GIVEN REQUEST =>
Present each line of the entries below that holds the word "すみません".

--- DATA SHOWN ---

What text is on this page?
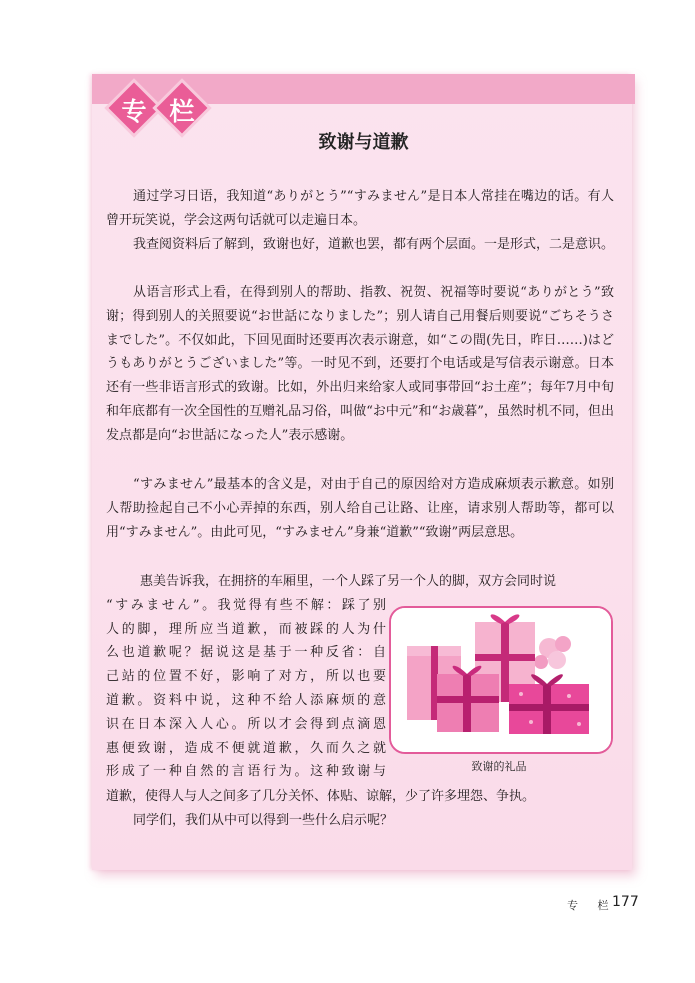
专 栏
致谢与道歉

通过学习日语，我知道“ありがとう”“すみません”是日本人常挂在嘴边的话。有人曾开玩笑说，学会这两句话就可以走遍日本。

我查阅资料后了解到，致谢也好，道歉也罢，都有两个层面。一是形式，二是意识。

从语言形式上看，在得到别人的帮助、指教、祝贺、祝福等时要说“ありがとう”致谢；得到别人的关照要说“お世話になりました”；别人请自己用餐后则要说“ごちそうさまでした”。不仅如此，下回见面时还要再次表示谢意，如“この間(先日，昨日……)はどうもありがとうございました”等。一时见不到，还要打个电话或是写信表示谢意。日本还有一些非语言形式的致谢。比如，外出归来给家人或同事带回“お土産”；每年7月中旬和年底都有一次全国性的互赠礼品习俗，叫做“お中元”和“お歳暮”，虽然时机不同，但出发点都是向“お世話になった人”表示感谢。

“すみません”最基本的含义是，对由于自己的原因给对方造成麻烦表示歉意。如别人帮助捡起自己不小心弄掉的东西，别人给自己让路、让座，请求别人帮助等，都可以用“すみません”。由此可见，“すみません”身兼“道歉”“致谢”两层意思。

惠美告诉我，在拥挤的车厢里，一个人踩了另一个人的脚，双方会同时说
“すみません”。我觉得有些不解：踩了别
人的脚，理所应当道歉，而被踩的人为什
么也道歉呢？据说这是基于一种反省：自
己站的位置不好，影响了对方，所以也要
道歉。资料中说，这种不给人添麻烦的意
识在日本深入人心。所以才会得到点滴恩
惠便致谢，造成不便就道歉，久而久之就
形成了一种自然的言语行为。这种致谢与

道歉，使得人与人之间多了几分关怀、体贴、谅解，少了许多埋怨、争执。

同学们，我们从中可以得到一些什么启示呢？

致谢的礼品
专 栏
177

---

ANSWER BELOW =>
通过学习日语，我知道“ありがとう”“すみません”是日本人常挂在嘴边的话。有人曾开玩笑说，学会这两句话就可以走遍日本。
“すみません”最基本的含义是，对由于自己的原因给对方造成麻烦表示歉意。如别人帮助捡起自己不小心弄掉的东西，别人给自己让路、让座，请求别人帮助等，都可以用“すみません”。由此可见，“すみません”身兼“道歉”“致谢”两层意思。
“すみません”。我觉得有些不解：踩了别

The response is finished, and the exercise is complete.